### TASK STATEMENT
From the entries below, extract every line that includes the word "екстракт".

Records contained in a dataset
[start]

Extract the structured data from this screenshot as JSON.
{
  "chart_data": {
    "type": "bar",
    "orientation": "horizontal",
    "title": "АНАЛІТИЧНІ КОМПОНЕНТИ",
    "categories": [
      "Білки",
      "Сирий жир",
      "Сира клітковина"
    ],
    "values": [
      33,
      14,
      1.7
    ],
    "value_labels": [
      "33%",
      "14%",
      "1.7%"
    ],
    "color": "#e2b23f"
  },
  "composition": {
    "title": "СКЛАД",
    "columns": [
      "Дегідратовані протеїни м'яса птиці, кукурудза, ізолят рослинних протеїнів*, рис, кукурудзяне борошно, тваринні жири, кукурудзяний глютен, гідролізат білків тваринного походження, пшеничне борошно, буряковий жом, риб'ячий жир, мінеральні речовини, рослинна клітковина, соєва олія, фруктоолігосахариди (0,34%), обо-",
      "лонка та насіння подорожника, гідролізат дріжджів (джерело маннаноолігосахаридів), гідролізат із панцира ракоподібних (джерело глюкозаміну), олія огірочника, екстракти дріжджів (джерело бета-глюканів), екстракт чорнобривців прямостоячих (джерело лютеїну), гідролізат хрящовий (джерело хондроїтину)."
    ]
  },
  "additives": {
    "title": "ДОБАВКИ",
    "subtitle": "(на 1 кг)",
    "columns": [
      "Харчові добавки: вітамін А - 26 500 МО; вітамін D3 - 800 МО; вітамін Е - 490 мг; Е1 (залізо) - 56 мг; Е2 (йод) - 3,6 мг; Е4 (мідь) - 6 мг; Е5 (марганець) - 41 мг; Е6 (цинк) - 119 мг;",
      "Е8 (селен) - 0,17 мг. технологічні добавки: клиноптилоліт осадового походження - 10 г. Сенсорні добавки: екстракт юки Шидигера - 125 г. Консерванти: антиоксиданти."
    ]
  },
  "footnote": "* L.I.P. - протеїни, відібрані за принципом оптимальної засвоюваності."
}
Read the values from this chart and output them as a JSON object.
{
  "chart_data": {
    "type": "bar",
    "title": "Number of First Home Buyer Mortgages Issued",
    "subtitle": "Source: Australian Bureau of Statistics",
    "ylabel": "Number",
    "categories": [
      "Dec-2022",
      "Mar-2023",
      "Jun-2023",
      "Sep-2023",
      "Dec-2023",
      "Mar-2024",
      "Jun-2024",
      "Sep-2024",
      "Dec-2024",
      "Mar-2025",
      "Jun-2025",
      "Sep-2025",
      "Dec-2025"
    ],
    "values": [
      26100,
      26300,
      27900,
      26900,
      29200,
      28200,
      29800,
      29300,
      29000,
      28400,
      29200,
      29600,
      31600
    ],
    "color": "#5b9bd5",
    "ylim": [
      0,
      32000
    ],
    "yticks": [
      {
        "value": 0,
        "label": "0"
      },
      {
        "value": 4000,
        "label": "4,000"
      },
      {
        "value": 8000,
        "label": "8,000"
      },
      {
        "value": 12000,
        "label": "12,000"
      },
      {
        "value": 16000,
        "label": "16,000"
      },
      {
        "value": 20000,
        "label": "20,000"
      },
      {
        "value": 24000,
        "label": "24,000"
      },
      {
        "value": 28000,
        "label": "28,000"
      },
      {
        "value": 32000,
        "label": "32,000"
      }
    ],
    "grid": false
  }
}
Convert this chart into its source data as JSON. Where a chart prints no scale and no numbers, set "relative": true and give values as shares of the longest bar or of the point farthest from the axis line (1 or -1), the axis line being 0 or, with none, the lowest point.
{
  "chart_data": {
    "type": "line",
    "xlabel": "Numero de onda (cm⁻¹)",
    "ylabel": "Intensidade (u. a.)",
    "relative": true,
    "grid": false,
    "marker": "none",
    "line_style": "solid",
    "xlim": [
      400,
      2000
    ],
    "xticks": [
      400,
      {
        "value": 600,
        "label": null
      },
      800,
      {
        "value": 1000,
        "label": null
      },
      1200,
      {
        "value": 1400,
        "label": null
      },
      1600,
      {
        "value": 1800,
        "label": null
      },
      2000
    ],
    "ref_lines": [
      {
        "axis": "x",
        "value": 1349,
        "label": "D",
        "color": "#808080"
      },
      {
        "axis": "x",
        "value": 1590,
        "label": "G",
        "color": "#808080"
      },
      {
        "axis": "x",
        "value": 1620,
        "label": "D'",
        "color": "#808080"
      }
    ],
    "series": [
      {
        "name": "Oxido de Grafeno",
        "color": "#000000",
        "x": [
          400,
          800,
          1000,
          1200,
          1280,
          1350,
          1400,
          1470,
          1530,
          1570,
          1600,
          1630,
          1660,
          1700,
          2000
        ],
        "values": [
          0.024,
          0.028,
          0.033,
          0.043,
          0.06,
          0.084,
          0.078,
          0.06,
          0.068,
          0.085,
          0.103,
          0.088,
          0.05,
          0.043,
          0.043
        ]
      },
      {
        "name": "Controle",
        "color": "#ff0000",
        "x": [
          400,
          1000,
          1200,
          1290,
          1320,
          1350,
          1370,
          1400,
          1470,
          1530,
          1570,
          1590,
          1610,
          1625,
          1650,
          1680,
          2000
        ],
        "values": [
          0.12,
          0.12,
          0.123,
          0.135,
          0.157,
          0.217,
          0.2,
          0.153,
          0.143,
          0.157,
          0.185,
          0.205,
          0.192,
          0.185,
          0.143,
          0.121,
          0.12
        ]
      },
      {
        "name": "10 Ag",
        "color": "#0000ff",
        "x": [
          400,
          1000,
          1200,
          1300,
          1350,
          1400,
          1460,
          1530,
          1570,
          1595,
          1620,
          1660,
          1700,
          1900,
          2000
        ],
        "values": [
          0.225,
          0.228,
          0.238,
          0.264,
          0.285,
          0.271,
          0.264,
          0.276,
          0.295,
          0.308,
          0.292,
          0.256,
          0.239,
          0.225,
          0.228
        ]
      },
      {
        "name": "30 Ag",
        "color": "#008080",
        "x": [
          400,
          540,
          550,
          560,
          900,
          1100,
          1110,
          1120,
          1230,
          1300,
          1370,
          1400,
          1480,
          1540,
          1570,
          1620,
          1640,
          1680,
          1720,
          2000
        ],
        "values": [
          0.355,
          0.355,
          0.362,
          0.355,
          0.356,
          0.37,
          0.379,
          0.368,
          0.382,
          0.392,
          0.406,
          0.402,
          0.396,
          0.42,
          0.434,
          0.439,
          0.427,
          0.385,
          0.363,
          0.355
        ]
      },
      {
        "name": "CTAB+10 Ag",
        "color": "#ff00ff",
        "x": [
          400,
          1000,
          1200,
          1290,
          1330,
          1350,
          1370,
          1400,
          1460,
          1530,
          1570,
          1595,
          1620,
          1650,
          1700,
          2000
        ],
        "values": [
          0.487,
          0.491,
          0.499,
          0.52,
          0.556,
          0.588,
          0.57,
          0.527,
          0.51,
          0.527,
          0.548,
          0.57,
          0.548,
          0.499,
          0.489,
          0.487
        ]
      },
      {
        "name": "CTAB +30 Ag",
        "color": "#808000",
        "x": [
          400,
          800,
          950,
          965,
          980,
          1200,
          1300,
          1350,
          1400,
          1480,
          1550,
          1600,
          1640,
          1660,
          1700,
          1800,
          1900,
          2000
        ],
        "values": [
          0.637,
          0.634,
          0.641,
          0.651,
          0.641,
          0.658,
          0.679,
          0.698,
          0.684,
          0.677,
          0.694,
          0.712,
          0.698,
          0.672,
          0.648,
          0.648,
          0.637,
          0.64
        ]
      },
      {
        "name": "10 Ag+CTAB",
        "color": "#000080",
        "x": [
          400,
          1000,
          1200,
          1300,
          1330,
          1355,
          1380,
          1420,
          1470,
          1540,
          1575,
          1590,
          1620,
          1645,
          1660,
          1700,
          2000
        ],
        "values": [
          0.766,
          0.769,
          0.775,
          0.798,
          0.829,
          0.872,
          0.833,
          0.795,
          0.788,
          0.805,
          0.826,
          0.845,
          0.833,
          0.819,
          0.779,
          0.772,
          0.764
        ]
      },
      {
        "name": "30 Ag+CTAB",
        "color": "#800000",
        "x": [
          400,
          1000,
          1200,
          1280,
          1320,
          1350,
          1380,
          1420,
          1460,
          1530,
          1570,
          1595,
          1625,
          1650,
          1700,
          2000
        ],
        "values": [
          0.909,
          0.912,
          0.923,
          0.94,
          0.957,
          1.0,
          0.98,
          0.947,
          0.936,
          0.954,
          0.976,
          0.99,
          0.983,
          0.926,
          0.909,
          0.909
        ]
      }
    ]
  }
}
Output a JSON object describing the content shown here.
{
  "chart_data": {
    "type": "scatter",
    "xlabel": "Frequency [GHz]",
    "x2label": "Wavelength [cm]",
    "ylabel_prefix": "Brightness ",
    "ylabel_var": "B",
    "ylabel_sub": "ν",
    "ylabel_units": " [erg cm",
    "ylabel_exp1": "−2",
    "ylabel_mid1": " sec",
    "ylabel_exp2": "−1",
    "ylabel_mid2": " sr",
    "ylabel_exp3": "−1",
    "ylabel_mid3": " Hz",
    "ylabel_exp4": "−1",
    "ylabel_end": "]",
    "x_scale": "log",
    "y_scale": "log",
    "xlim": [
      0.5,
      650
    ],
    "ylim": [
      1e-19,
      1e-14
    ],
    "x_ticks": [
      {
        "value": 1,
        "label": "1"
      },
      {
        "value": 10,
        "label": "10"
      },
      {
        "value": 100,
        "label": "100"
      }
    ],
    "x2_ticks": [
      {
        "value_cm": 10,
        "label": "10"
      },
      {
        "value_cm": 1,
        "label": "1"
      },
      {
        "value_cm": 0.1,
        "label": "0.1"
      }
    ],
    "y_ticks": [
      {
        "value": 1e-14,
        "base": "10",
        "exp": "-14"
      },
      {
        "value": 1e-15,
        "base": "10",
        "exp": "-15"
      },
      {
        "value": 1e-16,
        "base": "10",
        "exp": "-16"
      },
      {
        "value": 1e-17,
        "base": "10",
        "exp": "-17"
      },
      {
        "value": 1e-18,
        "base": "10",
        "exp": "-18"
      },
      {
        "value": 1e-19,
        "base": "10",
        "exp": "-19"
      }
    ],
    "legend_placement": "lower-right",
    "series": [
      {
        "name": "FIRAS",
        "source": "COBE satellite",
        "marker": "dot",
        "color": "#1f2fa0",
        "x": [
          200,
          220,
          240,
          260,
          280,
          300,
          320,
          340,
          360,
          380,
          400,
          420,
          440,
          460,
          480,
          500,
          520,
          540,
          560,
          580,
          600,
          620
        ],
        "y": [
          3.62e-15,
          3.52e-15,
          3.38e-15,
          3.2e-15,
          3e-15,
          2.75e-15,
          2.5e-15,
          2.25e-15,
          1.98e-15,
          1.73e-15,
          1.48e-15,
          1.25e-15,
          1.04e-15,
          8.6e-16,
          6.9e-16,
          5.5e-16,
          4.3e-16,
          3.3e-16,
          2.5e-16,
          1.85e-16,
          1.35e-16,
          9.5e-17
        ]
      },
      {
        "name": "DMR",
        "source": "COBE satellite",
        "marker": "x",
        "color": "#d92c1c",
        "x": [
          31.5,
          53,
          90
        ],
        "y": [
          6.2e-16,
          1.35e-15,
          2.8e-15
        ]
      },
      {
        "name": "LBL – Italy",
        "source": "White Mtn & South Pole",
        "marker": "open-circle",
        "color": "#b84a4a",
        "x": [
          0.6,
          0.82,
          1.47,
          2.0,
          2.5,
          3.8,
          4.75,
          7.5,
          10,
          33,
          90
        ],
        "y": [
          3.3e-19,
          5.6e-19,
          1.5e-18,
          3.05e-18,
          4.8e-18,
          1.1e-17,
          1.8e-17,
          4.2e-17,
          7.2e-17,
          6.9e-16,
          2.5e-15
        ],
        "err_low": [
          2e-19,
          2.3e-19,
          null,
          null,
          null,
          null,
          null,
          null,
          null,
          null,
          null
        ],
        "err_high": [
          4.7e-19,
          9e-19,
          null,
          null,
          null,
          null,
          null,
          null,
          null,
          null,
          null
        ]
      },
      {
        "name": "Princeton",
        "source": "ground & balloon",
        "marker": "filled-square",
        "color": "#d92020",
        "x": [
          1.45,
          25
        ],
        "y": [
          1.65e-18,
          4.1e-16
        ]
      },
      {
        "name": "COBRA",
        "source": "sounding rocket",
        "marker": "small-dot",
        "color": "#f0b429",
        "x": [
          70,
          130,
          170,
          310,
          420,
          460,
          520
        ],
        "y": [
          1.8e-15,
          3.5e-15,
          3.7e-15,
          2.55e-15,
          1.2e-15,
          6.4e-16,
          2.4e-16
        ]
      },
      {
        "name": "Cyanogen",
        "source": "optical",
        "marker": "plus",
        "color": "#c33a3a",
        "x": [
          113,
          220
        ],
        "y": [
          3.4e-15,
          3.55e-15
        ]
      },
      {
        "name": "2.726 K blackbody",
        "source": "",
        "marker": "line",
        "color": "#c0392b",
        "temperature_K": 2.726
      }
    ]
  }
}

[end]

### RESPONSE FOR THIS EXERCISE
      "лонка та насіння подорожника, гідролізат дріжджів (джерело маннаноолігосахаридів), гідролізат із панцира ракоподібних (джерело глюкозаміну), олія огірочника, екстракти дріжджів (джерело бета-глюканів), екстракт чорнобривців прямостоячих (джерело лютеїну), гідролізат хрящовий (джерело хондроїтину)."
      "Е8 (селен) - 0,17 мг. технологічні добавки: клиноптилоліт осадового походження - 10 г. Сенсорні добавки: екстракт юки Шидигера - 125 г. Консерванти: антиоксиданти."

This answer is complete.